↓

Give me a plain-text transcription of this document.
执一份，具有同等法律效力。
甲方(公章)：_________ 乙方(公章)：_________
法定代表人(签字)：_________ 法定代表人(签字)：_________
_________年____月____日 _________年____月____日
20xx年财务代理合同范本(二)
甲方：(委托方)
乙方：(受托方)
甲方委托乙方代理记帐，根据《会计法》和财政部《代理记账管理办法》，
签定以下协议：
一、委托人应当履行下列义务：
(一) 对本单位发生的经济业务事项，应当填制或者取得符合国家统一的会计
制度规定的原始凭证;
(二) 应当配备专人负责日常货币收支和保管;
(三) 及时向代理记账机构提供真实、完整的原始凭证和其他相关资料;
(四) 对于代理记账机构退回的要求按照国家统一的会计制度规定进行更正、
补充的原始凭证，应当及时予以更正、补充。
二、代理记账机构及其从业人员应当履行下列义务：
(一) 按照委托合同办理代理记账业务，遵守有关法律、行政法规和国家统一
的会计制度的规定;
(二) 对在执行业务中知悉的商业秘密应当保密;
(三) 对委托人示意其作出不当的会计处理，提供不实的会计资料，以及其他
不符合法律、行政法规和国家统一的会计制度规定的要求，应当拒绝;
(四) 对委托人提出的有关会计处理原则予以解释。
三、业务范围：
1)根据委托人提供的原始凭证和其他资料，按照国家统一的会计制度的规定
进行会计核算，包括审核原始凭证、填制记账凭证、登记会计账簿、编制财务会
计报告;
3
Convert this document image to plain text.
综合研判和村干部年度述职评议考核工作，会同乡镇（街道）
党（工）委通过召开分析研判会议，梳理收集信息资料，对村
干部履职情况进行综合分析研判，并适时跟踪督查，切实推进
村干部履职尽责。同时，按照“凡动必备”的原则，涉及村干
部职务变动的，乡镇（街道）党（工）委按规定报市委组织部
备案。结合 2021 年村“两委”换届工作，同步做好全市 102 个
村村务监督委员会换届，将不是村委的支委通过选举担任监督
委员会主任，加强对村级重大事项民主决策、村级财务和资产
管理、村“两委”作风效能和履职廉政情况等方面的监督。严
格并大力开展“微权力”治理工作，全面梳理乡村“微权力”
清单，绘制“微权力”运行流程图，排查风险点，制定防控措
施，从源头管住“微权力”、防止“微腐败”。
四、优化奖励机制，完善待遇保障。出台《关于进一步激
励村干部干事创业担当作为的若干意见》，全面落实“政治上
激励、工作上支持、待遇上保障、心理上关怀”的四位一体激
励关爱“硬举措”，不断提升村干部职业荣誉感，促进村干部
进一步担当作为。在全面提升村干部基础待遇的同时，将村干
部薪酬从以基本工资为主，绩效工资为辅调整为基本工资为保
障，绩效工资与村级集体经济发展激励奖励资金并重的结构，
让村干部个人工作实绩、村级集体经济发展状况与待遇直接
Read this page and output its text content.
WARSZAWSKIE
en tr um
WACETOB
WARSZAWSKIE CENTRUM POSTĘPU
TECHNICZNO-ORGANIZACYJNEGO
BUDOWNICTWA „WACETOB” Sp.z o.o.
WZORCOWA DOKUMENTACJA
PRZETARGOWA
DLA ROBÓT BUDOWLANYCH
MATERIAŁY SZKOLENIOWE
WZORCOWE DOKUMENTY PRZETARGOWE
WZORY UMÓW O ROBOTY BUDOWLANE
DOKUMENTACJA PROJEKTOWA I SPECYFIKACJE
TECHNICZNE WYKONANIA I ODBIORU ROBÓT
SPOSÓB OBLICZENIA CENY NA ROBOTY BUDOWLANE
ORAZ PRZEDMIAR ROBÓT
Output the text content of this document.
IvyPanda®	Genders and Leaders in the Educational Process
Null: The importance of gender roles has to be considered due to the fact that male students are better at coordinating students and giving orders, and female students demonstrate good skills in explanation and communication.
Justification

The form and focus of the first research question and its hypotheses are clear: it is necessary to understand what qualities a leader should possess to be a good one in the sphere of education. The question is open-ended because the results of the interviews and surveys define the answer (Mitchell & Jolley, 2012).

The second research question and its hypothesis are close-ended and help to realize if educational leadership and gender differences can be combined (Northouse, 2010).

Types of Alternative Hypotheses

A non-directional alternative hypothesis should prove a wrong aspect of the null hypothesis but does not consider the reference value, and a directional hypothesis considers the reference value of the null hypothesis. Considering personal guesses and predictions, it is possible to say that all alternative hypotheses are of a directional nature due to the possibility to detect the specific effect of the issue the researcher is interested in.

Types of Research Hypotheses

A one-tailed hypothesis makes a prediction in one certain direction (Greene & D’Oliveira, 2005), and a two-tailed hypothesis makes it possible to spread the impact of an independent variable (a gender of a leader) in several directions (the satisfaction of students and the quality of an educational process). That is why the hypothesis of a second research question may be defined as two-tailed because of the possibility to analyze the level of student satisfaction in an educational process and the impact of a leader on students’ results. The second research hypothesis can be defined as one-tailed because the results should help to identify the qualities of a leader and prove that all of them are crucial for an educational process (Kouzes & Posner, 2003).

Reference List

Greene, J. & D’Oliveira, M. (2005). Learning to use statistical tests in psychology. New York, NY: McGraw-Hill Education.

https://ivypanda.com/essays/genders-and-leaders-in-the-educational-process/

↑

■ **WHAT THIS TASK INVOLVES**: Repeat the material in full, exactly as it stands.

■ **WRITTEN SOLUTION**:
Give me a plain-text transcription of this document.
执一份，具有同等法律效力。
甲方(公章)：_________ 乙方(公章)：_________
法定代表人(签字)：_________ 法定代表人(签字)：_________
_________年____月____日 _________年____月____日
20xx年财务代理合同范本(二)
甲方：(委托方)
乙方：(受托方)
甲方委托乙方代理记帐，根据《会计法》和财政部《代理记账管理办法》，
签定以下协议：
一、委托人应当履行下列义务：
(一) 对本单位发生的经济业务事项，应当填制或者取得符合国家统一的会计
制度规定的原始凭证;
(二) 应当配备专人负责日常货币收支和保管;
(三) 及时向代理记账机构提供真实、完整的原始凭证和其他相关资料;
(四) 对于代理记账机构退回的要求按照国家统一的会计制度规定进行更正、
补充的原始凭证，应当及时予以更正、补充。
二、代理记账机构及其从业人员应当履行下列义务：
(一) 按照委托合同办理代理记账业务，遵守有关法律、行政法规和国家统一
的会计制度的规定;
(二) 对在执行业务中知悉的商业秘密应当保密;
(三) 对委托人示意其作出不当的会计处理，提供不实的会计资料，以及其他
不符合法律、行政法规和国家统一的会计制度规定的要求，应当拒绝;
(四) 对委托人提出的有关会计处理原则予以解释。
三、业务范围：
1)根据委托人提供的原始凭证和其他资料，按照国家统一的会计制度的规定
进行会计核算，包括审核原始凭证、填制记账凭证、登记会计账簿、编制财务会
计报告;
3
Convert this document image to plain text.
综合研判和村干部年度述职评议考核工作，会同乡镇（街道）
党（工）委通过召开分析研判会议，梳理收集信息资料，对村
干部履职情况进行综合分析研判，并适时跟踪督查，切实推进
村干部履职尽责。同时，按照“凡动必备”的原则，涉及村干
部职务变动的，乡镇（街道）党（工）委按规定报市委组织部
备案。结合 2021 年村“两委”换届工作，同步做好全市 102 个
村村务监督委员会换届，将不是村委的支委通过选举担任监督
委员会主任，加强对村级重大事项民主决策、村级财务和资产
管理、村“两委”作风效能和履职廉政情况等方面的监督。严
格并大力开展“微权力”治理工作，全面梳理乡村“微权力”
清单，绘制“微权力”运行流程图，排查风险点，制定防控措
施，从源头管住“微权力”、防止“微腐败”。
四、优化奖励机制，完善待遇保障。出台《关于进一步激
励村干部干事创业担当作为的若干意见》，全面落实“政治上
激励、工作上支持、待遇上保障、心理上关怀”的四位一体激
励关爱“硬举措”，不断提升村干部职业荣誉感，促进村干部
进一步担当作为。在全面提升村干部基础待遇的同时，将村干
部薪酬从以基本工资为主，绩效工资为辅调整为基本工资为保
障，绩效工资与村级集体经济发展激励奖励资金并重的结构，
让村干部个人工作实绩、村级集体经济发展状况与待遇直接
Read this page and output its text content.
WARSZAWSKIE
en tr um
WACETOB
WARSZAWSKIE CENTRUM POSTĘPU
TECHNICZNO-ORGANIZACYJNEGO
BUDOWNICTWA „WACETOB” Sp.z o.o.
WZORCOWA DOKUMENTACJA
PRZETARGOWA
DLA ROBÓT BUDOWLANYCH
MATERIAŁY SZKOLENIOWE
WZORCOWE DOKUMENTY PRZETARGOWE
WZORY UMÓW O ROBOTY BUDOWLANE
DOKUMENTACJA PROJEKTOWA I SPECYFIKACJE
TECHNICZNE WYKONANIA I ODBIORU ROBÓT
SPOSÓB OBLICZENIA CENY NA ROBOTY BUDOWLANE
ORAZ PRZEDMIAR ROBÓT
Output the text content of this document.
IvyPanda®	Genders and Leaders in the Educational Process
Null: The importance of gender roles has to be considered due to the fact that male students are better at coordinating students and giving orders, and female students demonstrate good skills in explanation and communication.
Justification

The form and focus of the first research question and its hypotheses are clear: it is necessary to understand what qualities a leader should possess to be a good one in the sphere of education. The question is open-ended because the results of the interviews and surveys define the answer (Mitchell & Jolley, 2012).

The second research question and its hypothesis are close-ended and help to realize if educational leadership and gender differences can be combined (Northouse, 2010).

Types of Alternative Hypotheses

A non-directional alternative hypothesis should prove a wrong aspect of the null hypothesis but does not consider the reference value, and a directional hypothesis considers the reference value of the null hypothesis. Considering personal guesses and predictions, it is possible to say that all alternative hypotheses are of a directional nature due to the possibility to detect the specific effect of the issue the researcher is interested in.

Types of Research Hypotheses

A one-tailed hypothesis makes a prediction in one certain direction (Greene & D’Oliveira, 2005), and a two-tailed hypothesis makes it possible to spread the impact of an independent variable (a gender of a leader) in several directions (the satisfaction of students and the quality of an educational process). That is why the hypothesis of a second research question may be defined as two-tailed because of the possibility to analyze the level of student satisfaction in an educational process and the impact of a leader on students’ results. The second research hypothesis can be defined as one-tailed because the results should help to identify the qualities of a leader and prove that all of them are crucial for an educational process (Kouzes & Posner, 2003).

Reference List

Greene, J. & D’Oliveira, M. (2005). Learning to use statistical tests in psychology. New York, NY: McGraw-Hill Education.

https://ivypanda.com/essays/genders-and-leaders-in-the-educational-process/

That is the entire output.